> Brief: Repeat the whole of the data, keeping every detail the same.

> Supplied information:
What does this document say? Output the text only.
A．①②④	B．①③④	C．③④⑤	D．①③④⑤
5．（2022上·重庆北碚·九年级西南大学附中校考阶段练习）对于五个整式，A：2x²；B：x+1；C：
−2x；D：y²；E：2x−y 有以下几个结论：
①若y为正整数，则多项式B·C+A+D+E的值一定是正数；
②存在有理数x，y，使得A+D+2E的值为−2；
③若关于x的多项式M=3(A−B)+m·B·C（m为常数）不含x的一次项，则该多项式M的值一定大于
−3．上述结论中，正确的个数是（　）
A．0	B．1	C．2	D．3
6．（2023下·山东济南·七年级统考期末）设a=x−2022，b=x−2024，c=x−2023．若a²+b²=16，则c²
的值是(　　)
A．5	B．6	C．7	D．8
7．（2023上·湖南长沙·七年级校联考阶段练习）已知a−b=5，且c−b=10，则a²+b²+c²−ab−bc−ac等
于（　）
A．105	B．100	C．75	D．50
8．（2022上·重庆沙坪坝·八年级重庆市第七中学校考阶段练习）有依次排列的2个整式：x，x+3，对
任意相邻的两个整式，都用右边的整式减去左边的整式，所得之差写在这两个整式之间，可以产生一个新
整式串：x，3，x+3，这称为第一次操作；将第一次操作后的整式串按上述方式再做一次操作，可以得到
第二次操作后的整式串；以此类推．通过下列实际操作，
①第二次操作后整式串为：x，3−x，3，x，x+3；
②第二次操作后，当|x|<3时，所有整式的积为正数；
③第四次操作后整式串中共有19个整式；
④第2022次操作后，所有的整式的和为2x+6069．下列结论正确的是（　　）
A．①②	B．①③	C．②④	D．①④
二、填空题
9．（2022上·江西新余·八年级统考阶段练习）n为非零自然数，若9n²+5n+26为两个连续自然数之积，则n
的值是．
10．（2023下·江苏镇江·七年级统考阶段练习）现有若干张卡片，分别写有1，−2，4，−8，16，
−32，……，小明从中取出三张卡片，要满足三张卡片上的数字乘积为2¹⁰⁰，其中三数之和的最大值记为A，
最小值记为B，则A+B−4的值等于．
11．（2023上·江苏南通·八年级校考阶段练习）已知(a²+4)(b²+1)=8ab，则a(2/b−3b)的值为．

> Reply:
What does this document say? Output the text only.
A．①②④	B．①③④	C．③④⑤	D．①③④⑤
5．（2022上·重庆北碚·九年级西南大学附中校考阶段练习）对于五个整式，A：2x²；B：x+1；C：
−2x；D：y²；E：2x−y 有以下几个结论：
①若y为正整数，则多项式B·C+A+D+E的值一定是正数；
②存在有理数x，y，使得A+D+2E的值为−2；
③若关于x的多项式M=3(A−B)+m·B·C（m为常数）不含x的一次项，则该多项式M的值一定大于
−3．上述结论中，正确的个数是（　）
A．0	B．1	C．2	D．3
6．（2023下·山东济南·七年级统考期末）设a=x−2022，b=x−2024，c=x−2023．若a²+b²=16，则c²
的值是(　　)
A．5	B．6	C．7	D．8
7．（2023上·湖南长沙·七年级校联考阶段练习）已知a−b=5，且c−b=10，则a²+b²+c²−ab−bc−ac等
于（　）
A．105	B．100	C．75	D．50
8．（2022上·重庆沙坪坝·八年级重庆市第七中学校考阶段练习）有依次排列的2个整式：x，x+3，对
任意相邻的两个整式，都用右边的整式减去左边的整式，所得之差写在这两个整式之间，可以产生一个新
整式串：x，3，x+3，这称为第一次操作；将第一次操作后的整式串按上述方式再做一次操作，可以得到
第二次操作后的整式串；以此类推．通过下列实际操作，
①第二次操作后整式串为：x，3−x，3，x，x+3；
②第二次操作后，当|x|<3时，所有整式的积为正数；
③第四次操作后整式串中共有19个整式；
④第2022次操作后，所有的整式的和为2x+6069．下列结论正确的是（　　）
A．①②	B．①③	C．②④	D．①④
二、填空题
9．（2022上·江西新余·八年级统考阶段练习）n为非零自然数，若9n²+5n+26为两个连续自然数之积，则n
的值是．
10．（2023下·江苏镇江·七年级统考阶段练习）现有若干张卡片，分别写有1，−2，4，−8，16，
−32，……，小明从中取出三张卡片，要满足三张卡片上的数字乘积为2¹⁰⁰，其中三数之和的最大值记为A，
最小值记为B，则A+B−4的值等于．
11．（2023上·江苏南通·八年级校考阶段练习）已知(a²+4)(b²+1)=8ab，则a(2/b−3b)的值为．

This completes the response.